[Start]

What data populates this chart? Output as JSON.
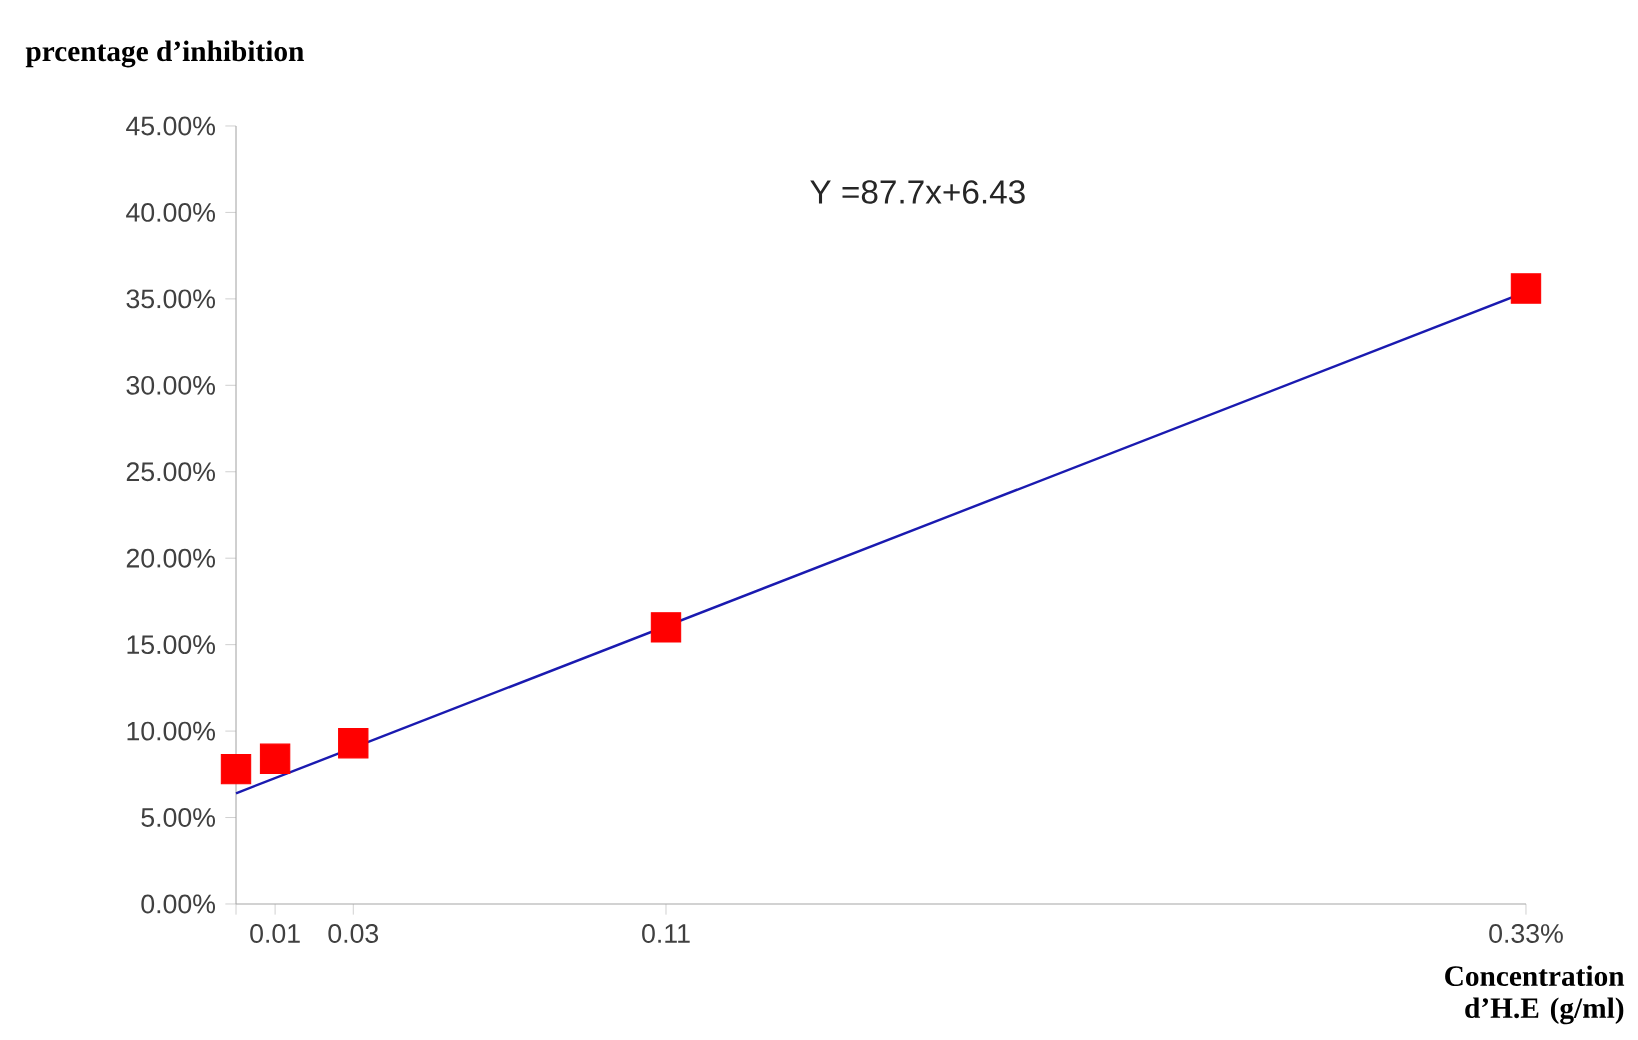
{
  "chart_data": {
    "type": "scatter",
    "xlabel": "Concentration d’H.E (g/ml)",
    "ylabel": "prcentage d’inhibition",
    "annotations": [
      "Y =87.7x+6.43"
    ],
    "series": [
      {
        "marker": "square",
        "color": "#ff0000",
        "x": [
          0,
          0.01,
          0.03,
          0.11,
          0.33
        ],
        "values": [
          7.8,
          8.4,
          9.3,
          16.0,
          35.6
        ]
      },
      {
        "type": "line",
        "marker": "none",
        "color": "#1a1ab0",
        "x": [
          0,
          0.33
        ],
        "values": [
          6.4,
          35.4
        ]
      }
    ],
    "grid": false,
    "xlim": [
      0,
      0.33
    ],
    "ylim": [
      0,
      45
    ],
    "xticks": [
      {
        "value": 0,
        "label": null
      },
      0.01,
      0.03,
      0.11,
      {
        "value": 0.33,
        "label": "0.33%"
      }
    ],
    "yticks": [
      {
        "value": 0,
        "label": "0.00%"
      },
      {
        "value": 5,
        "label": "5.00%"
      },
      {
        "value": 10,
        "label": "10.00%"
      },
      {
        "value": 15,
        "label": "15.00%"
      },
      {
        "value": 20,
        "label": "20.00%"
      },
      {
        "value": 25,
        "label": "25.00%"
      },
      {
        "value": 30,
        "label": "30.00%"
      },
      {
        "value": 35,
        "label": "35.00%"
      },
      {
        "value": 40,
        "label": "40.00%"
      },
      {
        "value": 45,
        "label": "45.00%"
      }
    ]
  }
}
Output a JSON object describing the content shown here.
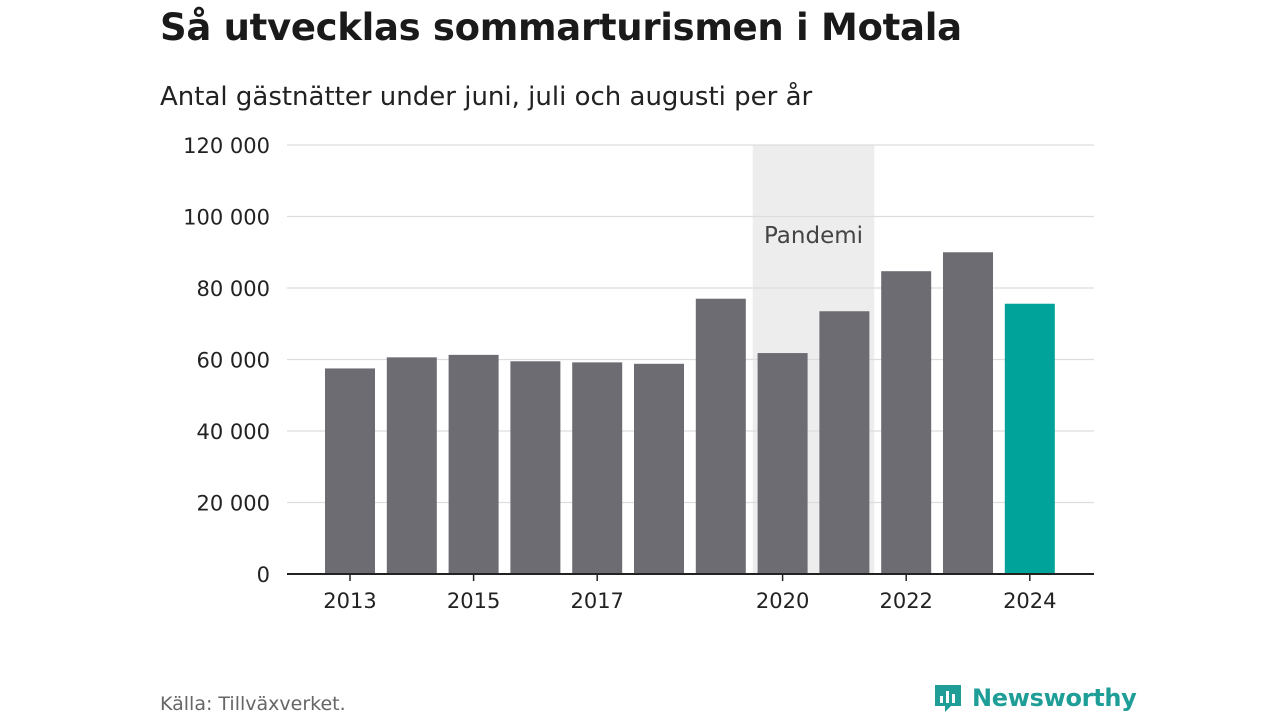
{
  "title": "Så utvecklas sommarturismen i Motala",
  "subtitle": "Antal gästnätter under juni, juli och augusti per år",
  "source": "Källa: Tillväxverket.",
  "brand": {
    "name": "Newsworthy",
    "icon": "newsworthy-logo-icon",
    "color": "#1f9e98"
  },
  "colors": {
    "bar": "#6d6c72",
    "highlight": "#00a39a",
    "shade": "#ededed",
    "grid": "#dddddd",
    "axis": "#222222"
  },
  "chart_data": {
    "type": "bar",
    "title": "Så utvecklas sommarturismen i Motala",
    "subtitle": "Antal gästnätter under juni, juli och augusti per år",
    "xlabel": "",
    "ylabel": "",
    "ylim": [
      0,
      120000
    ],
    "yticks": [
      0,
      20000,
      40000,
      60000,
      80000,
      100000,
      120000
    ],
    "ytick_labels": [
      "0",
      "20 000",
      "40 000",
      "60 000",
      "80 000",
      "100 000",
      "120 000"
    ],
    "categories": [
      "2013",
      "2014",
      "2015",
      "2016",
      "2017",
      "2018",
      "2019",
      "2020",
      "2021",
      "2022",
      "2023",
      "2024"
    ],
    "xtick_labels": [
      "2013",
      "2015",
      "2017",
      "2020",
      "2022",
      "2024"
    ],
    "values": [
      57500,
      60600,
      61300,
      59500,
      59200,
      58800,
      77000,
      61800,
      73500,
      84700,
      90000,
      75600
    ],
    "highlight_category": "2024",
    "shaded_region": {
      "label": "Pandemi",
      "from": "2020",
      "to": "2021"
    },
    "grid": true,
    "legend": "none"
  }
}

[End]

Copy the data exactly. Any picture it contains is to be omitted.

What data populates this chart? Output as JSON.
{
  "chart_data": {
    "type": "scatter",
    "xlabel": "Concentration d’H.E (g/ml)",
    "ylabel": "prcentage d’inhibition",
    "annotations": [
      "Y =87.7x+6.43"
    ],
    "series": [
      {
        "marker": "square",
        "color": "#ff0000",
        "x": [
          0,
          0.01,
          0.03,
          0.11,
          0.33
        ],
        "values": [
          7.8,
          8.4,
          9.3,
          16.0,
          35.6
        ]
      },
      {
        "type": "line",
        "marker": "none",
        "color": "#1a1ab0",
        "x": [
          0,
          0.33
        ],
        "values": [
          6.4,
          35.4
        ]
      }
    ],
    "grid": false,
    "xlim": [
      0,
      0.33
    ],
    "ylim": [
      0,
      45
    ],
    "xticks": [
      {
        "value": 0,
        "label": null
      },
      0.01,
      0.03,
      0.11,
      {
        "value": 0.33,
        "label": "0.33%"
      }
    ],
    "yticks": [
      {
        "value": 0,
        "label": "0.00%"
      },
      {
        "value": 5,
        "label": "5.00%"
      },
      {
        "value": 10,
        "label": "10.00%"
      },
      {
        "value": 15,
        "label": "15.00%"
      },
      {
        "value": 20,
        "label": "20.00%"
      },
      {
        "value": 25,
        "label": "25.00%"
      },
      {
        "value": 30,
        "label": "30.00%"
      },
      {
        "value": 35,
        "label": "35.00%"
      },
      {
        "value": 40,
        "label": "40.00%"
      },
      {
        "value": 45,
        "label": "45.00%"
      }
    ]
  }
}
Output a JSON object describing the content shown here.
{
  "title": "Så utvecklas sommarturismen i Motala",
  "subtitle": "Antal gästnätter under juni, juli och augusti per år",
  "source": "Källa: Tillväxverket.",
  "brand": {
    "name": "Newsworthy",
    "icon": "newsworthy-logo-icon",
    "color": "#1f9e98"
  },
  "colors": {
    "bar": "#6d6c72",
    "highlight": "#00a39a",
    "shade": "#ededed",
    "grid": "#dddddd",
    "axis": "#222222"
  },
  "chart_data": {
    "type": "bar",
    "title": "Så utvecklas sommarturismen i Motala",
    "subtitle": "Antal gästnätter under juni, juli och augusti per år",
    "xlabel": "",
    "ylabel": "",
    "ylim": [
      0,
      120000
    ],
    "yticks": [
      0,
      20000,
      40000,
      60000,
      80000,
      100000,
      120000
    ],
    "ytick_labels": [
      "0",
      "20 000",
      "40 000",
      "60 000",
      "80 000",
      "100 000",
      "120 000"
    ],
    "categories": [
      "2013",
      "2014",
      "2015",
      "2016",
      "2017",
      "2018",
      "2019",
      "2020",
      "2021",
      "2022",
      "2023",
      "2024"
    ],
    "xtick_labels": [
      "2013",
      "2015",
      "2017",
      "2020",
      "2022",
      "2024"
    ],
    "values": [
      57500,
      60600,
      61300,
      59500,
      59200,
      58800,
      77000,
      61800,
      73500,
      84700,
      90000,
      75600
    ],
    "highlight_category": "2024",
    "shaded_region": {
      "label": "Pandemi",
      "from": "2020",
      "to": "2021"
    },
    "grid": true,
    "legend": "none"
  }
}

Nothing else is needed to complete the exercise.